**DATA RECORDS**
########
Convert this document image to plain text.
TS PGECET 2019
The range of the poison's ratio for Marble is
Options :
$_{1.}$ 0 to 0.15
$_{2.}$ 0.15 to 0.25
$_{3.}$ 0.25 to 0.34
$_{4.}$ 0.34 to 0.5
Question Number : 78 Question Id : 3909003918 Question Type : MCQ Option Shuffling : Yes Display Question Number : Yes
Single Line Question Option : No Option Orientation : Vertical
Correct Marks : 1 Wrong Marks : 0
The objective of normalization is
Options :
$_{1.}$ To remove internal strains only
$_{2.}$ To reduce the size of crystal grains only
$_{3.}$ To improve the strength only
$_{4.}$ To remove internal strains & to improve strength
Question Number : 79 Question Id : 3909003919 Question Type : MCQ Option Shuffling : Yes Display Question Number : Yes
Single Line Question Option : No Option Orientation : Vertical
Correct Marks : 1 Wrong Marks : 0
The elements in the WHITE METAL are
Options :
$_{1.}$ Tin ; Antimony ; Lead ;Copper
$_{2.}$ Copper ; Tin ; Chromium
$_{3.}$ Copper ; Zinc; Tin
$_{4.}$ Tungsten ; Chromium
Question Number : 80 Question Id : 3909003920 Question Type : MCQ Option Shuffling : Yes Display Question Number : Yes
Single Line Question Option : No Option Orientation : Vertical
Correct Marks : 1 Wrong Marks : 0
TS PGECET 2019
########
Emit the records above again, exactly, with no line skipped.

**SOLUTION TO THIS PROBLEM**
Convert this document image to plain text.
TS PGECET 2019
The range of the poison's ratio for Marble is
Options :
$_{1.}$ 0 to 0.15
$_{2.}$ 0.15 to 0.25
$_{3.}$ 0.25 to 0.34
$_{4.}$ 0.34 to 0.5
Question Number : 78 Question Id : 3909003918 Question Type : MCQ Option Shuffling : Yes Display Question Number : Yes
Single Line Question Option : No Option Orientation : Vertical
Correct Marks : 1 Wrong Marks : 0
The objective of normalization is
Options :
$_{1.}$ To remove internal strains only
$_{2.}$ To reduce the size of crystal grains only
$_{3.}$ To improve the strength only
$_{4.}$ To remove internal strains & to improve strength
Question Number : 79 Question Id : 3909003919 Question Type : MCQ Option Shuffling : Yes Display Question Number : Yes
Single Line Question Option : No Option Orientation : Vertical
Correct Marks : 1 Wrong Marks : 0
The elements in the WHITE METAL are
Options :
$_{1.}$ Tin ; Antimony ; Lead ;Copper
$_{2.}$ Copper ; Tin ; Chromium
$_{3.}$ Copper ; Zinc; Tin
$_{4.}$ Tungsten ; Chromium
Question Number : 80 Question Id : 3909003920 Question Type : MCQ Option Shuffling : Yes Display Question Number : Yes
Single Line Question Option : No Option Orientation : Vertical
Correct Marks : 1 Wrong Marks : 0
TS PGECET 2019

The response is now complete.